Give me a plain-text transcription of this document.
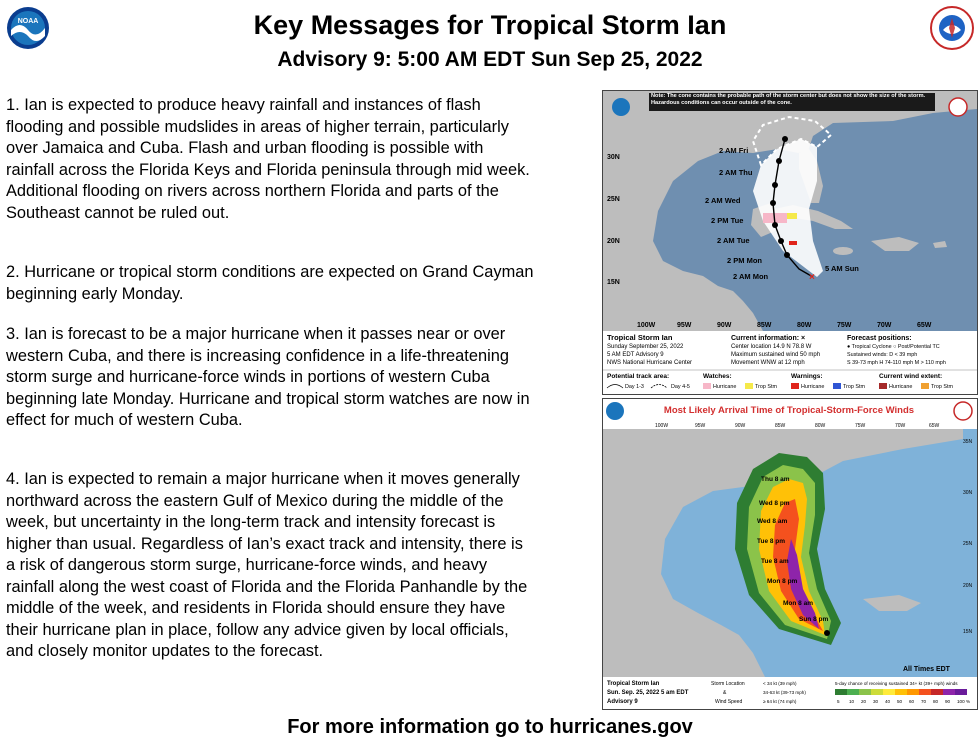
NOAA	Key Messages for Tropical Storm Ian
Advisory 9: 5:00 AM EDT Sun Sep 25, 2022
1. Ian is expected to produce heavy rainfall and instances of flash flooding and possible mudslides in areas of higher terrain, particularly over Jamaica and Cuba. Flash and urban flooding is possible with rainfall across the Florida Keys and Florida peninsula through mid week. Additional flooding on rivers across northern Florida and parts of the Southeast cannot be ruled out.
2. Hurricane or tropical storm conditions are expected on Grand Cayman beginning early Monday.
3. Ian is forecast to be a major hurricane when it passes near or over western Cuba, and there is increasing confidence in a life-threatening storm surge and hurricane-force winds in portions of western Cuba beginning late Monday. Hurricane and tropical storm watches are now in effect for much of western Cuba.
4. Ian is expected to remain a major hurricane when it moves generally northward across the eastern Gulf of Mexico during the middle of the week, but uncertainty in the long-term track and intensity forecast is higher than usual. Regardless of Ian’s exact track and intensity, there is a risk of dangerous storm surge, hurricane-force winds, and heavy rainfall along the west coast of Florida and the Florida Panhandle by the middle of the week, and residents in Florida should ensure they have their hurricane plan in place, follow any advice given by local officials, and closely monitor updates to the forecast.
For more information go to hurricanes.gov
×
2 AM Fri
2 AM Thu
2 AM Wed
2 PM Tue
2 AM Tue
2 PM Mon
2 AM Mon
5 AM Sun
Note: The cone contains the probable path of the storm center but does not show the size of the storm. Hazardous conditions can occur outside of the cone.
30N
25N
20N
15N
100W	95W	90W	85W	80W	75W	70W	65W
Tropical Storm Ian
Sunday September 25, 2022
5 AM EDT Advisory 9
NWS National Hurricane Center
Current information: ×
Center location 14.9 N 78.8 W
Maximum sustained wind 50 mph
Movement WNW at 12 mph
Forecast positions:
● Tropical Cyclone ○ Post/Potential TC
Sustained winds: D < 39 mph
S 39-73 mph H 74-110 mph M > 110 mph
Potential track area:
Day 1-3	Day 4-5
Watches:
Hurricane	Trop Stm
Warnings:
Hurricane	Trop Stm
Current wind extent:
Hurricane	Trop Stm
Most Likely Arrival Time of Tropical-Storm-Force Winds
100W	95W	90W	85W	80W	75W	70W	65W
35N
30N
25N
20N
15N
Thu 8 am
Wed 8 pm
Wed 8 am
Tue 8 pm
Tue 8 am
Mon 8 pm
Mon 8 am
Sun 8 pm
All Times EDT
Tropical Storm Ian
Sun. Sep. 25, 2022 5 am EDT
Advisory 9
Storm Location
&
Wind Speed
< 34 kt (39 mph)
34-63 kt (39-73 mph)
≥ 64 kt (74 mph)
5-day chance of receiving sustained 34+ kt (39+ mph) winds
5 10 20 30 40 50 60 70 80 90 100 %
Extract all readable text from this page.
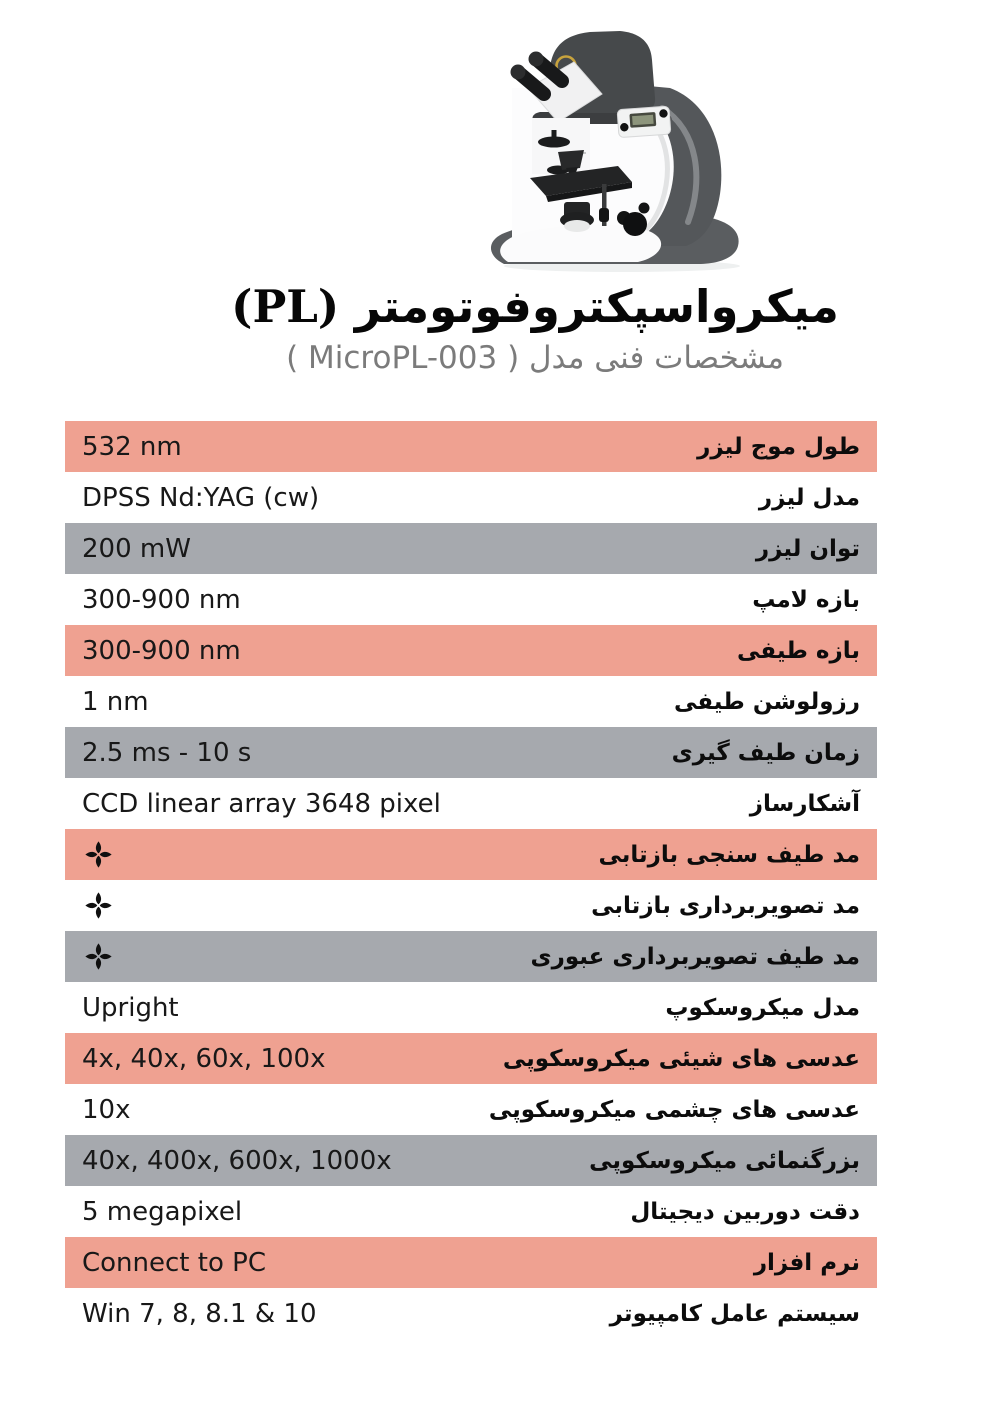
میکرواسپکتروفوتومتر (PL)
مشخصات فنی مدل ( MicroPL-003 )
532 nm	طول موج لیزر
DPSS Nd:YAG (cw)	مدل لیزر
200 mW	توان لیزر
300-900 nm	بازه لامپ
300-900 nm	بازه طیفی
1 nm	رزولوشن طیفی
2.5 ms - 10 s	زمان طیف گیری
CCD linear array 3648 pixel	آشکارساز
مد طیف سنجی بازتابی
مد تصویربرداری بازتابی
مد طیف تصویربرداری عبوری
Upright	مدل میکروسکوپ
4x, 40x, 60x, 100x	عدسی های شیئی میکروسکوپی
10x	عدسی های چشمی میکروسکوپی
40x, 400x, 600x, 1000x	بزرگنمائی میکروسکوپی
5 megapixel	دقت دوربین دیجیتال
Connect to PC	نرم افزار
Win 7, 8, 8.1 & 10	سیستم عامل کامپیوتر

Your instructions >> Every line in the data that holds "major" should be copied out.

Reply to the task >>
3. Ian is forecast to be a major hurricane when it passes near or over western Cuba, and there is increasing confidence in a life-threatening storm surge and hurricane-force winds in portions of western Cuba beginning late Monday. Hurricane and tropical storm watches are now in effect for much of western Cuba.
4. Ian is expected to remain a major hurricane when it moves generally northward across the eastern Gulf of Mexico during the middle of the week, but uncertainty in the long-term track and intensity forecast is higher than usual. Regardless of Ian’s exact track and intensity, there is a risk of dangerous storm surge, hurricane-force winds, and heavy rainfall along the west coast of Florida and the Florida Panhandle by the middle of the week, and residents in Florida should ensure they have their hurricane plan in place, follow any advice given by local officials, and closely monitor updates to the forecast.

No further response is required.